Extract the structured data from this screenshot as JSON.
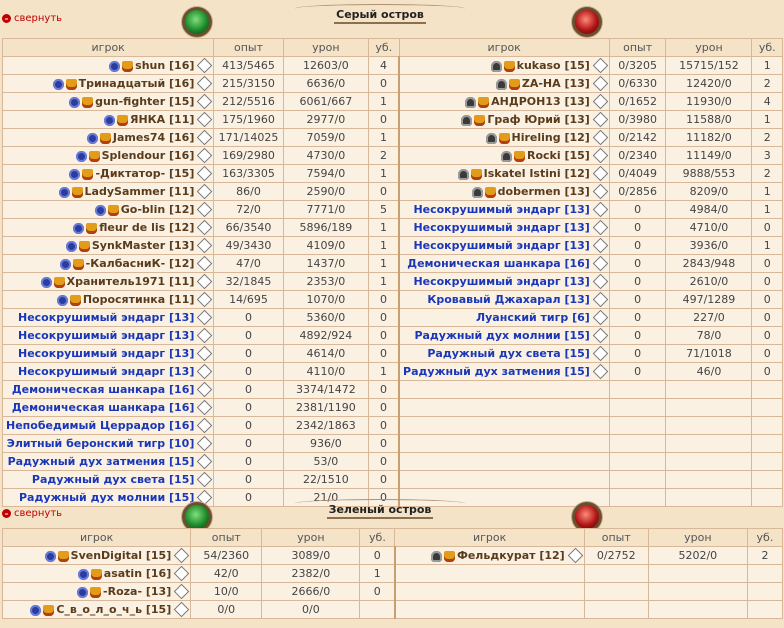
{
  "collapse_label": "свернуть",
  "headers": [
    "игрок",
    "опыт",
    "урон",
    "уб."
  ],
  "sections": [
    {
      "title": "Серый остров",
      "left": [
        {
          "name": "shun [16]",
          "icons": [
            "clan",
            "rank"
          ],
          "exp": "413/5465",
          "dmg": "12603/0",
          "kills": "4"
        },
        {
          "name": "Тринадцатый [16]",
          "icons": [
            "clan",
            "rank"
          ],
          "exp": "215/3150",
          "dmg": "6636/0",
          "kills": "0"
        },
        {
          "name": "gun-fighter [15]",
          "icons": [
            "clan",
            "rank"
          ],
          "exp": "212/5516",
          "dmg": "6061/667",
          "kills": "1"
        },
        {
          "name": "ЯНКА [11]",
          "icons": [
            "clan",
            "rank"
          ],
          "exp": "175/1960",
          "dmg": "2977/0",
          "kills": "0"
        },
        {
          "name": "James74 [16]",
          "icons": [
            "clan",
            "rank"
          ],
          "exp": "171/14025",
          "dmg": "7059/0",
          "kills": "1"
        },
        {
          "name": "Splendour [16]",
          "icons": [
            "clan",
            "rank"
          ],
          "exp": "169/2980",
          "dmg": "4730/0",
          "kills": "2"
        },
        {
          "name": "-Диктатор- [15]",
          "icons": [
            "clan",
            "rank"
          ],
          "exp": "163/3305",
          "dmg": "7594/0",
          "kills": "1"
        },
        {
          "name": "LadySammer [11]",
          "icons": [
            "clan",
            "rank"
          ],
          "exp": "86/0",
          "dmg": "2590/0",
          "kills": "0"
        },
        {
          "name": "Go-blin [12]",
          "icons": [
            "clan",
            "rank"
          ],
          "exp": "72/0",
          "dmg": "7771/0",
          "kills": "5"
        },
        {
          "name": "fleur de lis [12]",
          "icons": [
            "clan",
            "rank"
          ],
          "exp": "66/3540",
          "dmg": "5896/189",
          "kills": "1"
        },
        {
          "name": "SynkMaster [13]",
          "icons": [
            "clan",
            "rank"
          ],
          "exp": "49/3430",
          "dmg": "4109/0",
          "kills": "1"
        },
        {
          "name": "-КалбасниК- [12]",
          "icons": [
            "clan",
            "rank"
          ],
          "exp": "47/0",
          "dmg": "1437/0",
          "kills": "1"
        },
        {
          "name": "Хранитель1971 [11]",
          "icons": [
            "clan",
            "rank"
          ],
          "exp": "32/1845",
          "dmg": "2353/0",
          "kills": "1"
        },
        {
          "name": "Поросятинка [11]",
          "icons": [
            "clan",
            "rank"
          ],
          "exp": "14/695",
          "dmg": "1070/0",
          "kills": "0"
        },
        {
          "name": "Несокрушимый эндарг [13]",
          "mob": true,
          "exp": "0",
          "dmg": "5360/0",
          "kills": "0"
        },
        {
          "name": "Несокрушимый эндарг [13]",
          "mob": true,
          "exp": "0",
          "dmg": "4892/924",
          "kills": "0"
        },
        {
          "name": "Несокрушимый эндарг [13]",
          "mob": true,
          "exp": "0",
          "dmg": "4614/0",
          "kills": "0"
        },
        {
          "name": "Несокрушимый эндарг [13]",
          "mob": true,
          "exp": "0",
          "dmg": "4110/0",
          "kills": "1"
        },
        {
          "name": "Демоническая шанкара [16]",
          "mob": true,
          "exp": "0",
          "dmg": "3374/1472",
          "kills": "0"
        },
        {
          "name": "Демоническая шанкара [16]",
          "mob": true,
          "exp": "0",
          "dmg": "2381/1190",
          "kills": "0"
        },
        {
          "name": "Непобедимый Церрадор [16]",
          "mob": true,
          "exp": "0",
          "dmg": "2342/1863",
          "kills": "0"
        },
        {
          "name": "Элитный беронский тигр [10]",
          "mob": true,
          "exp": "0",
          "dmg": "936/0",
          "kills": "0"
        },
        {
          "name": "Радужный дух затмения [15]",
          "mob": true,
          "exp": "0",
          "dmg": "53/0",
          "kills": "0"
        },
        {
          "name": "Радужный дух света [15]",
          "mob": true,
          "exp": "0",
          "dmg": "22/1510",
          "kills": "0"
        },
        {
          "name": "Радужный дух молнии [15]",
          "mob": true,
          "exp": "0",
          "dmg": "21/0",
          "kills": "0"
        }
      ],
      "right": [
        {
          "name": "kukaso [15]",
          "icons": [
            "skull",
            "rank"
          ],
          "exp": "0/3205",
          "dmg": "15715/152",
          "kills": "1"
        },
        {
          "name": "ZA-HA [13]",
          "icons": [
            "skull",
            "rank"
          ],
          "exp": "0/6330",
          "dmg": "12420/0",
          "kills": "2"
        },
        {
          "name": "АНДРОН13 [13]",
          "icons": [
            "skull",
            "rank"
          ],
          "exp": "0/1652",
          "dmg": "11930/0",
          "kills": "4"
        },
        {
          "name": "Граф Юрий [13]",
          "icons": [
            "skull",
            "rank"
          ],
          "exp": "0/3980",
          "dmg": "11588/0",
          "kills": "1"
        },
        {
          "name": "Hireling [12]",
          "icons": [
            "skull",
            "rank"
          ],
          "exp": "0/2142",
          "dmg": "11182/0",
          "kills": "2"
        },
        {
          "name": "Rocki [15]",
          "icons": [
            "skull",
            "rank"
          ],
          "exp": "0/2340",
          "dmg": "11149/0",
          "kills": "3"
        },
        {
          "name": "Iskatel Istini [12]",
          "icons": [
            "skull",
            "rank"
          ],
          "exp": "0/4049",
          "dmg": "9888/553",
          "kills": "2"
        },
        {
          "name": "dobermen [13]",
          "icons": [
            "skull",
            "rank"
          ],
          "exp": "0/2856",
          "dmg": "8209/0",
          "kills": "1"
        },
        {
          "name": "Несокрушимый эндарг [13]",
          "mob": true,
          "exp": "0",
          "dmg": "4984/0",
          "kills": "1"
        },
        {
          "name": "Несокрушимый эндарг [13]",
          "mob": true,
          "exp": "0",
          "dmg": "4710/0",
          "kills": "0"
        },
        {
          "name": "Несокрушимый эндарг [13]",
          "mob": true,
          "exp": "0",
          "dmg": "3936/0",
          "kills": "1"
        },
        {
          "name": "Демоническая шанкара [16]",
          "mob": true,
          "exp": "0",
          "dmg": "2843/948",
          "kills": "0"
        },
        {
          "name": "Несокрушимый эндарг [13]",
          "mob": true,
          "exp": "0",
          "dmg": "2610/0",
          "kills": "0"
        },
        {
          "name": "Кровавый Джахарал [13]",
          "mob": true,
          "exp": "0",
          "dmg": "497/1289",
          "kills": "0"
        },
        {
          "name": "Луанский тигр [6]",
          "mob": true,
          "exp": "0",
          "dmg": "227/0",
          "kills": "0"
        },
        {
          "name": "Радужный дух молнии [15]",
          "mob": true,
          "exp": "0",
          "dmg": "78/0",
          "kills": "0"
        },
        {
          "name": "Радужный дух света [15]",
          "mob": true,
          "exp": "0",
          "dmg": "71/1018",
          "kills": "0"
        },
        {
          "name": "Радужный дух затмения [15]",
          "mob": true,
          "exp": "0",
          "dmg": "46/0",
          "kills": "0"
        }
      ]
    },
    {
      "title": "Зеленый остров",
      "left": [
        {
          "name": "SvenDigital [15]",
          "icons": [
            "clan",
            "rank"
          ],
          "exp": "54/2360",
          "dmg": "3089/0",
          "kills": "0"
        },
        {
          "name": "asatin [16]",
          "icons": [
            "clan",
            "rank"
          ],
          "exp": "42/0",
          "dmg": "2382/0",
          "kills": "1"
        },
        {
          "name": "-Roza- [13]",
          "icons": [
            "clan",
            "rank"
          ],
          "exp": "10/0",
          "dmg": "2666/0",
          "kills": "0"
        },
        {
          "name": "С_в_о_л_о_ч_ь [15]",
          "icons": [
            "clan",
            "rank"
          ],
          "exp": "0/0",
          "dmg": "0/0",
          "kills": ""
        }
      ],
      "right": [
        {
          "name": "Фельдкурат [12]",
          "icons": [
            "skull",
            "rank"
          ],
          "exp": "0/2752",
          "dmg": "5202/0",
          "kills": "2"
        }
      ]
    }
  ]
}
++++++++++
Where a line contains "title", copy that line.

-- Answer for this exercise --
      "title": "Серый остров",
      "title": "Зеленый остров",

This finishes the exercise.